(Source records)
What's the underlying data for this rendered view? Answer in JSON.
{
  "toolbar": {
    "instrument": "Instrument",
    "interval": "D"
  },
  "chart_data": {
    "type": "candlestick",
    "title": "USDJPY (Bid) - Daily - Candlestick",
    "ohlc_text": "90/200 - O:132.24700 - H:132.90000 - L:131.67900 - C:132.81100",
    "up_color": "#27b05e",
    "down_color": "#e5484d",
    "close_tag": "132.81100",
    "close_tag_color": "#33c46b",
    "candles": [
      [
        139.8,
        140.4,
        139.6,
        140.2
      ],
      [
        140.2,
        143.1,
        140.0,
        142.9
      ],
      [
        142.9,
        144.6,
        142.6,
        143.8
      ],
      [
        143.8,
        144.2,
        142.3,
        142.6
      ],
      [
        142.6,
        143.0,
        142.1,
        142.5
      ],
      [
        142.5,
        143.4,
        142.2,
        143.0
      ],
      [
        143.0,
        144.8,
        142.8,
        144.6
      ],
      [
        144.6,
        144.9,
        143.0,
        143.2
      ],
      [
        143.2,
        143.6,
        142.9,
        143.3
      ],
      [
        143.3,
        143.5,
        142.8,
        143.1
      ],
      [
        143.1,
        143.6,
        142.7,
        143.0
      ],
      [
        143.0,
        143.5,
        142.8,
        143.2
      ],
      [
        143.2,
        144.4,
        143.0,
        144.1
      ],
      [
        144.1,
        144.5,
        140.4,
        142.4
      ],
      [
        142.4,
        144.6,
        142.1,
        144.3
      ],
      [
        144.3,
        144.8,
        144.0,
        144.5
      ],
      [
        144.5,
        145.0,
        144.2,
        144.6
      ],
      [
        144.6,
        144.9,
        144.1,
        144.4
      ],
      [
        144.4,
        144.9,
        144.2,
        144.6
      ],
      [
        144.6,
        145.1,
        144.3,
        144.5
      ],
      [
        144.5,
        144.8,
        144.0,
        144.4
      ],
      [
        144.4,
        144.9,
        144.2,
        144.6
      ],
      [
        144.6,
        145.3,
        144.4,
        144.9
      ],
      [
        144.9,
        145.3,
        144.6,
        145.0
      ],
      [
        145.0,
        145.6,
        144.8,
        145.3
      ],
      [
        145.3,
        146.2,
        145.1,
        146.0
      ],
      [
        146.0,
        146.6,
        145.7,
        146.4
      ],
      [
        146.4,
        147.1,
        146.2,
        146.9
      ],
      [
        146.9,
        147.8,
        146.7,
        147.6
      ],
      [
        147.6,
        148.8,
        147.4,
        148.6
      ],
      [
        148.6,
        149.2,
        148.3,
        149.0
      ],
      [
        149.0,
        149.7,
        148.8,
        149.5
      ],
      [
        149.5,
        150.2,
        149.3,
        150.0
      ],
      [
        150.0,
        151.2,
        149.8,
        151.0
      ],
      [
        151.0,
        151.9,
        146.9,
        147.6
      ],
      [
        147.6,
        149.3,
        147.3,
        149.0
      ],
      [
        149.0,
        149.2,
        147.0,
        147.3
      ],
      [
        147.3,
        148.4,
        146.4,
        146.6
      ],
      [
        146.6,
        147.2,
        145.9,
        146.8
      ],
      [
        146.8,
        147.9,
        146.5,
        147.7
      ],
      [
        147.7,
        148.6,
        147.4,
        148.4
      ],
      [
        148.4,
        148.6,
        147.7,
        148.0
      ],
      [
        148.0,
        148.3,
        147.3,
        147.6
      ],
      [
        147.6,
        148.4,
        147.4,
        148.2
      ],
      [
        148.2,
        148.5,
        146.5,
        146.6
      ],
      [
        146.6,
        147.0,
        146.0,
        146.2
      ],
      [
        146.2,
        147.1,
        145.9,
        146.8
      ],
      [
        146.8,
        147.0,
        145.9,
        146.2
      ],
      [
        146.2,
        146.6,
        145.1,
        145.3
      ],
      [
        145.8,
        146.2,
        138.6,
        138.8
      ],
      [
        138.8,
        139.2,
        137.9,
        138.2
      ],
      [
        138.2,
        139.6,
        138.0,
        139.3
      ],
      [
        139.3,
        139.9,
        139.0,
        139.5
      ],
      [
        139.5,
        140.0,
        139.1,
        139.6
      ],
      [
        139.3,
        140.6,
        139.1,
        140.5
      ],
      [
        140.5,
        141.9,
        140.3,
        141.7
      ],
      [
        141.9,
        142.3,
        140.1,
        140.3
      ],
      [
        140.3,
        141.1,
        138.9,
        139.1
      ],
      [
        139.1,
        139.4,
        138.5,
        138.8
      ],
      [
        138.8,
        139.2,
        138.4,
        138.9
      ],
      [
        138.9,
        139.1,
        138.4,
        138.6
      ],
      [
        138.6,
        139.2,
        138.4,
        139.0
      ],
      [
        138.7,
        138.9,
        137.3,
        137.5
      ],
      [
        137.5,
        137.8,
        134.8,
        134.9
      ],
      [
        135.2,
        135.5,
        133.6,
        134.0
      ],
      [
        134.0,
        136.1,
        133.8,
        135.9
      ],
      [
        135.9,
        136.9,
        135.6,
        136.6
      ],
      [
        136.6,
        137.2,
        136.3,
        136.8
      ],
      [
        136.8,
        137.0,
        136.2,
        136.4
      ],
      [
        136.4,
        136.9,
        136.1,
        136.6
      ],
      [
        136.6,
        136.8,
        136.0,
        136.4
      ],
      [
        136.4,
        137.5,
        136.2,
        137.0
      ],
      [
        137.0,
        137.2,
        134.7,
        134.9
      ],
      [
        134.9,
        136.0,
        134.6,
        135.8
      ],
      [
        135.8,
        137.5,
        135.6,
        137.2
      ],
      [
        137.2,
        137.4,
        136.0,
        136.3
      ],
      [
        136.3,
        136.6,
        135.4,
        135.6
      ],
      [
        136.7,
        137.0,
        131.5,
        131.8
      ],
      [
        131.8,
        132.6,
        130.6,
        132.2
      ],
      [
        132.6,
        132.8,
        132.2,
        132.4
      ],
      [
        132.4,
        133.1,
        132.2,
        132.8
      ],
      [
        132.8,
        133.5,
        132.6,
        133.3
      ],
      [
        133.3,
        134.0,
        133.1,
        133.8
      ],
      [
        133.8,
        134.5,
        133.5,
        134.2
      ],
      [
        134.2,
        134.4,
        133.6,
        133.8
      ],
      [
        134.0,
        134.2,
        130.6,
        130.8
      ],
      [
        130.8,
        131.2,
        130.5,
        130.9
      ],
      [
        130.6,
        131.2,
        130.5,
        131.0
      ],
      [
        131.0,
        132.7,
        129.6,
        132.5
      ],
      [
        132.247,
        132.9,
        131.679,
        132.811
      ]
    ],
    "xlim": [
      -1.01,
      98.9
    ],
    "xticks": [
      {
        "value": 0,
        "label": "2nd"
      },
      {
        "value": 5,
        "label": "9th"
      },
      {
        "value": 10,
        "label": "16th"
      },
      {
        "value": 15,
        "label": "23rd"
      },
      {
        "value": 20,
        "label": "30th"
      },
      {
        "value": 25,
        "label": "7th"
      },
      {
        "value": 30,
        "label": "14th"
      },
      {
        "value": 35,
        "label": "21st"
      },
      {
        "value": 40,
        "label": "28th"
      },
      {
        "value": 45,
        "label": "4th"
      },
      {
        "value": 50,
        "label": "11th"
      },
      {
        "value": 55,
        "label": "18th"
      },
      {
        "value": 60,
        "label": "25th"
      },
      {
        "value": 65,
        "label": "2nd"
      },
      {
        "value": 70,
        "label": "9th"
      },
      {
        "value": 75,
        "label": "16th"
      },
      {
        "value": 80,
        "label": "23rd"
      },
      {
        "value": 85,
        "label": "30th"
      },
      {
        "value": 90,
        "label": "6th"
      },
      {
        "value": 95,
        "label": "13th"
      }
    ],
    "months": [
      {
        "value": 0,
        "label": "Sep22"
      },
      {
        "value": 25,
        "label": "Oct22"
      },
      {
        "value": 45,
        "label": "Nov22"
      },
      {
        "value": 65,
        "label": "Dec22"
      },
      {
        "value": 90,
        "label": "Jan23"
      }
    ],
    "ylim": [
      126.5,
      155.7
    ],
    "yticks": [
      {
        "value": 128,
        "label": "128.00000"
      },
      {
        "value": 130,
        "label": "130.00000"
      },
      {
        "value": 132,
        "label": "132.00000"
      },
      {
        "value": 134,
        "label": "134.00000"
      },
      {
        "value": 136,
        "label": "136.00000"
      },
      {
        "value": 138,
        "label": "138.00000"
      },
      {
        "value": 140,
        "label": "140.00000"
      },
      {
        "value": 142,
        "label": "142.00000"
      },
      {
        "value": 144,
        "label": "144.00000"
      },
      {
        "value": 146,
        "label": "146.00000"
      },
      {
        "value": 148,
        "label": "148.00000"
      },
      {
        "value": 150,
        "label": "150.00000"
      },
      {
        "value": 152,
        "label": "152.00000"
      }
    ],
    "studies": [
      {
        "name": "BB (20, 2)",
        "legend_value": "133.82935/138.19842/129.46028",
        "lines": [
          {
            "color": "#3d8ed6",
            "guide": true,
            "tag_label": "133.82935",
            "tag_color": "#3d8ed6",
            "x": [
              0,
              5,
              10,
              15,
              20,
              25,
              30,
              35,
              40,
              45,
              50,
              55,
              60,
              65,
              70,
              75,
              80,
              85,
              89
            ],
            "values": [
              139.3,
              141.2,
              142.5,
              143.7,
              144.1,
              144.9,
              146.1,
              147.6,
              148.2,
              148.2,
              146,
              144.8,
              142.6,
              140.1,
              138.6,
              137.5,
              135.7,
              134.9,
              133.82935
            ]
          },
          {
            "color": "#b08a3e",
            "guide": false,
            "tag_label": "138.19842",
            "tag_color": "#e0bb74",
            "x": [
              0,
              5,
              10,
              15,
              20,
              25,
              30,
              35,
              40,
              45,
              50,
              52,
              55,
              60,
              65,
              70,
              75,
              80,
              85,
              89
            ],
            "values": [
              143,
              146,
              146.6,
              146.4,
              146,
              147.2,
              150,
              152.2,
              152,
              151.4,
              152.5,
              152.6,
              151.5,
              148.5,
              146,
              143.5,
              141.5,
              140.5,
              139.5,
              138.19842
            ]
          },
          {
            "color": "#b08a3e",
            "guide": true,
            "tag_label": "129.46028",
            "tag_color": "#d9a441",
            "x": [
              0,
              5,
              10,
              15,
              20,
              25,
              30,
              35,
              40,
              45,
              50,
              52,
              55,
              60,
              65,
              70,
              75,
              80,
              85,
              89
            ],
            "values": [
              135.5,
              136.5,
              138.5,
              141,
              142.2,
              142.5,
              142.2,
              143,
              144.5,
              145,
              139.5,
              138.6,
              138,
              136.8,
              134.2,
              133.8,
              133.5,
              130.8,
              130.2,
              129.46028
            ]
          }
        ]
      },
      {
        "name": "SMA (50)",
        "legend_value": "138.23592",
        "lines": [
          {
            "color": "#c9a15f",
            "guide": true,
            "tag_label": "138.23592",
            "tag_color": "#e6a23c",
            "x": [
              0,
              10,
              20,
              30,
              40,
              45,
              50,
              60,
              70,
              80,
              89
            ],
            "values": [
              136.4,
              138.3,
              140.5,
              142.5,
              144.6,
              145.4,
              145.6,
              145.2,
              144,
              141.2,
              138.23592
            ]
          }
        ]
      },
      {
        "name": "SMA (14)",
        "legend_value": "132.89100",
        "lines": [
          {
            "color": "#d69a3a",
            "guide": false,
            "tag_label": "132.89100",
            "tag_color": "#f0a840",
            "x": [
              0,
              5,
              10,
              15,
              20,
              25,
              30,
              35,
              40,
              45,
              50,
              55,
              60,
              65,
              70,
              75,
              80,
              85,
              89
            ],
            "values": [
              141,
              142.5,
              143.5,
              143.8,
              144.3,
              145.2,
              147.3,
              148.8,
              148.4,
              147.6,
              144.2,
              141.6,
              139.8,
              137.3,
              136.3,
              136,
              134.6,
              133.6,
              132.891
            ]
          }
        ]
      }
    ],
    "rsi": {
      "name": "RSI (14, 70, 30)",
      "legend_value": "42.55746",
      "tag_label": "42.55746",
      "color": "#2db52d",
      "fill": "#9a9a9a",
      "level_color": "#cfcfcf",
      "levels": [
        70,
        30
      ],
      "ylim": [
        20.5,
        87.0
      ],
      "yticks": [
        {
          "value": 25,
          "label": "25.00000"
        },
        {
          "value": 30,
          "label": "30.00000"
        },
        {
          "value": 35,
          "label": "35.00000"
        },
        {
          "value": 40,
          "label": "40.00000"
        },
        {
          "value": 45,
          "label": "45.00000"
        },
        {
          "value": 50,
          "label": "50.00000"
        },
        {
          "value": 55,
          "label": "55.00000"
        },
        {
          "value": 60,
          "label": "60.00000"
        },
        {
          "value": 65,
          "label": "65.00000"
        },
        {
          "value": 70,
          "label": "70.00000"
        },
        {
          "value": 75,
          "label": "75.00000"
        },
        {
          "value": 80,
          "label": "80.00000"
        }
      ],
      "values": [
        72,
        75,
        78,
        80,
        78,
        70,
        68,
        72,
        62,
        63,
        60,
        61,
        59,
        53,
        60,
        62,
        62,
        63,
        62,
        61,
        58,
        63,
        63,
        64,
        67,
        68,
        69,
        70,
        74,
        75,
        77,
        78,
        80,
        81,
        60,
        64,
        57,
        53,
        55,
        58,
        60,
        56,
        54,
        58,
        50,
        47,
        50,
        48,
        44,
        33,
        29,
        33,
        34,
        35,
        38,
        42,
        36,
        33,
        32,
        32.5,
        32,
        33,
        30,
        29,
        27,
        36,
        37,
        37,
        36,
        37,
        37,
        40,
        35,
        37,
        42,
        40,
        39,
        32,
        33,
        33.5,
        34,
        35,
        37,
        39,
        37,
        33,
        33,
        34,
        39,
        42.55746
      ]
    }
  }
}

▶ [Prompt] The lines to collect are those holding the string "name"; copy them all.

▶ [Task response]
        "name": "BB (20, 2)",
        "name": "SMA (50)",
        "name": "SMA (14)",
      "name": "RSI (14, 70, 30)",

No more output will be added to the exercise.